All of the material below is to be returned exactly.

===== Given records =====

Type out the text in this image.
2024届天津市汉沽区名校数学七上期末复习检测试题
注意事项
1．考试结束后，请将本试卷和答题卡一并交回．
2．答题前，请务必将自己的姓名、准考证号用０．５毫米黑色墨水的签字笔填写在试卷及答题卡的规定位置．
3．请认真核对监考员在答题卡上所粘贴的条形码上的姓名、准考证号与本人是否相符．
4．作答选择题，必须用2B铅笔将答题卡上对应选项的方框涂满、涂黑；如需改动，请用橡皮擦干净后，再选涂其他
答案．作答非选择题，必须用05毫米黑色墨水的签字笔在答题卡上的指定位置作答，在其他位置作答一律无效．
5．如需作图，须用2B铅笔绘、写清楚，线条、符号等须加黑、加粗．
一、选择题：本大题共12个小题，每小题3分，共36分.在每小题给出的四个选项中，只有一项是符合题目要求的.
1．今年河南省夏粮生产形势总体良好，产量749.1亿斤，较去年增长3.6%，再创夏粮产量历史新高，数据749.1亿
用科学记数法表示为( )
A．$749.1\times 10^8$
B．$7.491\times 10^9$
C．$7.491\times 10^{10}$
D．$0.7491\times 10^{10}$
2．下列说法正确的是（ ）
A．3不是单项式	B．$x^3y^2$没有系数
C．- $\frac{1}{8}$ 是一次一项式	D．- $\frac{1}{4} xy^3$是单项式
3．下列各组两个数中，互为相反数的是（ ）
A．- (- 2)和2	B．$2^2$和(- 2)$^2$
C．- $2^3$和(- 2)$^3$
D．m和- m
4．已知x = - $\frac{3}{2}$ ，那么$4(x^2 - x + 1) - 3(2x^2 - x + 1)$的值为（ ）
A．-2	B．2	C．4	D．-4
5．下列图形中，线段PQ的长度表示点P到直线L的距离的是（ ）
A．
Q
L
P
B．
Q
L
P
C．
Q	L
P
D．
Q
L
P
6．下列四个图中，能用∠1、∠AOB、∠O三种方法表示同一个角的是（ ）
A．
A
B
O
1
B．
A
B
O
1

=====

» Answer to the problem:
Type out the text in this image.
2024届天津市汉沽区名校数学七上期末复习检测试题
注意事项
1．考试结束后，请将本试卷和答题卡一并交回．
2．答题前，请务必将自己的姓名、准考证号用０．５毫米黑色墨水的签字笔填写在试卷及答题卡的规定位置．
3．请认真核对监考员在答题卡上所粘贴的条形码上的姓名、准考证号与本人是否相符．
4．作答选择题，必须用2B铅笔将答题卡上对应选项的方框涂满、涂黑；如需改动，请用橡皮擦干净后，再选涂其他
答案．作答非选择题，必须用05毫米黑色墨水的签字笔在答题卡上的指定位置作答，在其他位置作答一律无效．
5．如需作图，须用2B铅笔绘、写清楚，线条、符号等须加黑、加粗．
一、选择题：本大题共12个小题，每小题3分，共36分.在每小题给出的四个选项中，只有一项是符合题目要求的.
1．今年河南省夏粮生产形势总体良好，产量749.1亿斤，较去年增长3.6%，再创夏粮产量历史新高，数据749.1亿
用科学记数法表示为( )
A．$749.1\times 10^8$
B．$7.491\times 10^9$
C．$7.491\times 10^{10}$
D．$0.7491\times 10^{10}$
2．下列说法正确的是（ ）
A．3不是单项式	B．$x^3y^2$没有系数
C．- $\frac{1}{8}$ 是一次一项式	D．- $\frac{1}{4} xy^3$是单项式
3．下列各组两个数中，互为相反数的是（ ）
A．- (- 2)和2	B．$2^2$和(- 2)$^2$
C．- $2^3$和(- 2)$^3$
D．m和- m
4．已知x = - $\frac{3}{2}$ ，那么$4(x^2 - x + 1) - 3(2x^2 - x + 1)$的值为（ ）
A．-2	B．2	C．4	D．-4
5．下列图形中，线段PQ的长度表示点P到直线L的距离的是（ ）
A．
Q
L
P
B．
Q
L
P
C．
Q	L
P
D．
Q
L
P
6．下列四个图中，能用∠1、∠AOB、∠O三种方法表示同一个角的是（ ）
A．
A
B
O
1
B．
A
B
O
1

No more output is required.